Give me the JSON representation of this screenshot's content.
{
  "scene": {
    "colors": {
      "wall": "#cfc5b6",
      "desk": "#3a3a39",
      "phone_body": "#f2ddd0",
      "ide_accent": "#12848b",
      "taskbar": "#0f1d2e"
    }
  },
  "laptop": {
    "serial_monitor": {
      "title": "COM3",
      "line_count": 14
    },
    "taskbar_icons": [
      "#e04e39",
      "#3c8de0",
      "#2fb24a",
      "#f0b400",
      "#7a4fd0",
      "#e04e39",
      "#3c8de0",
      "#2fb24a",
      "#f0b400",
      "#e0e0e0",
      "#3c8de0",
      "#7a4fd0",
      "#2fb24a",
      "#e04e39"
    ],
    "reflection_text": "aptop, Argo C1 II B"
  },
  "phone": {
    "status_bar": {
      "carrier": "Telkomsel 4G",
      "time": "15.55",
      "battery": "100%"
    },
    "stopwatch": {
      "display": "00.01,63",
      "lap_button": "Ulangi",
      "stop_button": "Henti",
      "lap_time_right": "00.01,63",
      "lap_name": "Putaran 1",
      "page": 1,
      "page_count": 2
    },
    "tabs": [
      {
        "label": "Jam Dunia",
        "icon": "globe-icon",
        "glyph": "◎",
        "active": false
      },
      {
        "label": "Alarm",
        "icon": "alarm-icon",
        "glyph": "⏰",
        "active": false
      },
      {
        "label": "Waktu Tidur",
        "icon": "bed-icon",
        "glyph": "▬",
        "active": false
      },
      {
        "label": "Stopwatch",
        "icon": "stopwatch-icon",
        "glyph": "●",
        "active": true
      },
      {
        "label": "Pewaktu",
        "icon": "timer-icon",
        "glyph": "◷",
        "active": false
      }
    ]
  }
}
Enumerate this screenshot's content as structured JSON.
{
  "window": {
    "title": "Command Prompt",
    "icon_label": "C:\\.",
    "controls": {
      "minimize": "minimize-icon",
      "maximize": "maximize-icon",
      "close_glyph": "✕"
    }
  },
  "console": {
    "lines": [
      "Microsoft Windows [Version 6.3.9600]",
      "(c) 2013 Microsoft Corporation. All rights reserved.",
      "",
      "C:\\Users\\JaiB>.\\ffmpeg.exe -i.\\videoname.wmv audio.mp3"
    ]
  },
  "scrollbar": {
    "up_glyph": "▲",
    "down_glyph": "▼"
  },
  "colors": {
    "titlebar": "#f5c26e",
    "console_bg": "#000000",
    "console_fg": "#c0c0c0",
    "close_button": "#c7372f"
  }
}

* * * * * * * * *

**TASK GOAL**
Collect each line containing the string "JSON".

**ANSWER TO THE EXERCISE**
Give me the JSON representation of this screenshot's content.
Enumerate this screenshot's content as structured JSON.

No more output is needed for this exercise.